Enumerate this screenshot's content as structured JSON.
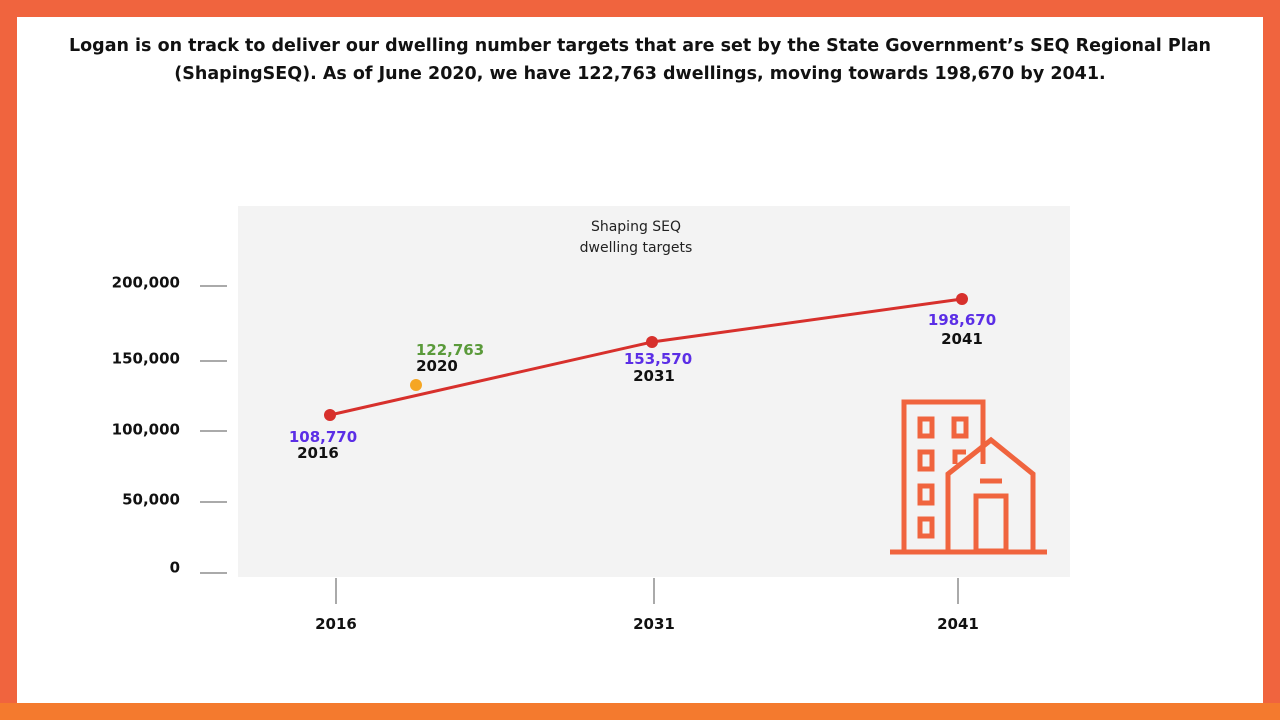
{
  "headline": {
    "line1": "Logan is on track to deliver our dwelling number targets that are set by the State Government’s SEQ Regional Plan",
    "line2": "(ShapingSEQ). As of June 2020, we have 122,763 dwellings, moving towards 198,670 by 2041."
  },
  "colors": {
    "border": "#f0643e",
    "bottom_bar": "#f47a2e",
    "plot_bg": "#f3f3f3",
    "target_line": "#d7302c",
    "target_label": "#5b2ee6",
    "actual_point": "#f5a623",
    "actual_label": "#5a9a3a",
    "building_icon": "#f0643e"
  },
  "chart_data": {
    "type": "line",
    "title": [
      "Shaping SEQ",
      "dwelling targets"
    ],
    "y_ticks": [
      "200,000",
      "150,000",
      "100,000",
      "50,000",
      "0"
    ],
    "x_ticks": [
      "2016",
      "2031",
      "2041"
    ],
    "series": [
      {
        "role": "target",
        "points": [
          {
            "year": "2016",
            "value": 108770,
            "value_label": "108,770"
          },
          {
            "year": "2031",
            "value": 153570,
            "value_label": "153,570"
          },
          {
            "year": "2041",
            "value": 198670,
            "value_label": "198,670"
          }
        ]
      },
      {
        "role": "actual",
        "points": [
          {
            "year": "2020",
            "value": 122763,
            "value_label": "122,763"
          }
        ]
      }
    ],
    "icon": "building-icon"
  }
}
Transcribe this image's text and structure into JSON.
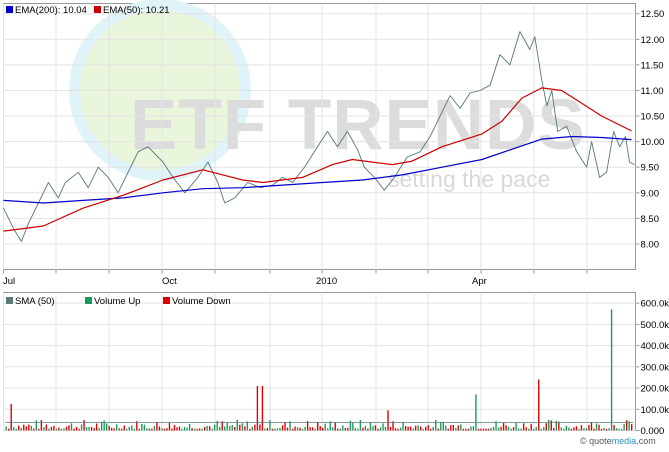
{
  "chart_data": [
    {
      "type": "line",
      "panel": "price",
      "x_tick_labels": [
        "Jul",
        "Oct",
        "2010",
        "Apr"
      ],
      "y_ticks": [
        8.0,
        8.5,
        9.0,
        9.5,
        10.0,
        10.5,
        11.0,
        11.5,
        12.0,
        12.5
      ],
      "y_tick_labels": [
        "8.00",
        "8.50",
        "9.00",
        "9.50",
        "10.00",
        "10.50",
        "11.00",
        "11.50",
        "12.00",
        "12.50"
      ],
      "ylim": [
        7.5,
        12.7
      ],
      "grid": true,
      "legend_position": "top-left",
      "series": [
        {
          "name": "EMA(200)",
          "label": "EMA(200): 10.04",
          "color": "#0000cc",
          "points": [
            [
              0,
              8.85
            ],
            [
              40,
              8.8
            ],
            [
              80,
              8.85
            ],
            [
              120,
              8.9
            ],
            [
              160,
              9.0
            ],
            [
              200,
              9.08
            ],
            [
              240,
              9.1
            ],
            [
              280,
              9.15
            ],
            [
              320,
              9.2
            ],
            [
              360,
              9.25
            ],
            [
              400,
              9.35
            ],
            [
              440,
              9.5
            ],
            [
              480,
              9.65
            ],
            [
              510,
              9.85
            ],
            [
              540,
              10.05
            ],
            [
              570,
              10.1
            ],
            [
              600,
              10.08
            ],
            [
              630,
              10.04
            ]
          ]
        },
        {
          "name": "EMA(50)",
          "label": "EMA(50): 10.21",
          "color": "#cc0000",
          "points": [
            [
              0,
              8.25
            ],
            [
              40,
              8.35
            ],
            [
              80,
              8.7
            ],
            [
              120,
              8.95
            ],
            [
              160,
              9.25
            ],
            [
              180,
              9.35
            ],
            [
              200,
              9.45
            ],
            [
              220,
              9.35
            ],
            [
              240,
              9.25
            ],
            [
              260,
              9.2
            ],
            [
              300,
              9.3
            ],
            [
              330,
              9.55
            ],
            [
              350,
              9.65
            ],
            [
              370,
              9.6
            ],
            [
              390,
              9.55
            ],
            [
              410,
              9.62
            ],
            [
              440,
              9.9
            ],
            [
              480,
              10.15
            ],
            [
              500,
              10.4
            ],
            [
              520,
              10.85
            ],
            [
              540,
              11.05
            ],
            [
              560,
              11.0
            ],
            [
              580,
              10.75
            ],
            [
              600,
              10.5
            ],
            [
              630,
              10.21
            ]
          ]
        },
        {
          "name": "price",
          "color": "#557777",
          "points": [
            [
              0,
              8.7
            ],
            [
              10,
              8.3
            ],
            [
              18,
              8.05
            ],
            [
              25,
              8.4
            ],
            [
              35,
              8.8
            ],
            [
              45,
              9.2
            ],
            [
              55,
              8.9
            ],
            [
              62,
              9.2
            ],
            [
              75,
              9.4
            ],
            [
              85,
              9.1
            ],
            [
              95,
              9.5
            ],
            [
              105,
              9.3
            ],
            [
              115,
              9.0
            ],
            [
              125,
              9.4
            ],
            [
              135,
              9.8
            ],
            [
              145,
              9.9
            ],
            [
              155,
              9.7
            ],
            [
              160,
              9.6
            ],
            [
              170,
              9.3
            ],
            [
              182,
              9.0
            ],
            [
              195,
              9.3
            ],
            [
              205,
              9.6
            ],
            [
              215,
              9.2
            ],
            [
              222,
              8.8
            ],
            [
              232,
              8.9
            ],
            [
              245,
              9.2
            ],
            [
              258,
              9.1
            ],
            [
              270,
              9.15
            ],
            [
              280,
              9.3
            ],
            [
              290,
              9.2
            ],
            [
              302,
              9.5
            ],
            [
              315,
              9.9
            ],
            [
              325,
              10.2
            ],
            [
              335,
              9.9
            ],
            [
              345,
              10.2
            ],
            [
              355,
              9.85
            ],
            [
              362,
              9.5
            ],
            [
              372,
              9.3
            ],
            [
              382,
              9.05
            ],
            [
              392,
              9.3
            ],
            [
              405,
              9.7
            ],
            [
              418,
              9.8
            ],
            [
              428,
              10.1
            ],
            [
              438,
              10.5
            ],
            [
              448,
              10.9
            ],
            [
              458,
              10.65
            ],
            [
              468,
              10.95
            ],
            [
              478,
              11.0
            ],
            [
              488,
              11.1
            ],
            [
              498,
              11.7
            ],
            [
              508,
              11.5
            ],
            [
              518,
              12.15
            ],
            [
              528,
              11.8
            ],
            [
              533,
              12.05
            ],
            [
              540,
              11.2
            ],
            [
              545,
              10.7
            ],
            [
              550,
              11.0
            ],
            [
              556,
              10.2
            ],
            [
              565,
              10.3
            ],
            [
              575,
              9.8
            ],
            [
              585,
              9.5
            ],
            [
              590,
              10.0
            ],
            [
              598,
              9.3
            ],
            [
              605,
              9.4
            ],
            [
              612,
              10.2
            ],
            [
              618,
              9.9
            ],
            [
              624,
              10.1
            ],
            [
              628,
              9.6
            ],
            [
              633,
              9.55
            ]
          ]
        }
      ]
    },
    {
      "type": "bar",
      "panel": "volume",
      "y_ticks": [
        0,
        100000,
        200000,
        300000,
        400000,
        500000,
        600000
      ],
      "y_tick_labels": [
        "0.000",
        "100.0k",
        "200.0k",
        "300.0k",
        "400.0k",
        "500.0k",
        "600.0k"
      ],
      "ylim": [
        0,
        650000
      ],
      "grid": true,
      "legend_position": "top-left",
      "series": [
        {
          "name": "SMA (50)",
          "color": "#5a7a7a"
        },
        {
          "name": "Volume Up",
          "color": "#1a9a5a"
        },
        {
          "name": "Volume Down",
          "color": "#dd0000"
        }
      ],
      "bars": {
        "count": 250,
        "spikes": [
          {
            "bar": 2,
            "value": 125000,
            "color": "down"
          },
          {
            "bar": 100,
            "value": 210000,
            "color": "down"
          },
          {
            "bar": 102,
            "value": 210000,
            "color": "down"
          },
          {
            "bar": 152,
            "value": 95000,
            "color": "down"
          },
          {
            "bar": 187,
            "value": 170000,
            "color": "up"
          },
          {
            "bar": 212,
            "value": 240000,
            "color": "down"
          },
          {
            "bar": 241,
            "value": 570000,
            "color": "up"
          }
        ]
      }
    }
  ],
  "watermark": {
    "logo_text": "ETF TRENDS",
    "tagline": "setting the pace"
  },
  "legend_price": {
    "ema200": "EMA(200): 10.04",
    "ema50": "EMA(50): 10.21",
    "ema200_color": "#0000cc",
    "ema50_color": "#cc0000"
  },
  "legend_volume": {
    "sma": "SMA (50)",
    "up": "Volume Up",
    "down": "Volume Down",
    "sma_color": "#5a7a7a",
    "up_color": "#1a9a5a",
    "down_color": "#dd0000"
  },
  "credit": {
    "prefix": "© ",
    "brand_a": "quote",
    "brand_b": "media",
    "suffix": ".com"
  }
}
# # # # #
Return from the data every line that holds "this".

Enumerate this screenshot's content as structured JSON.
Transcribe this image's text and structure into JSON.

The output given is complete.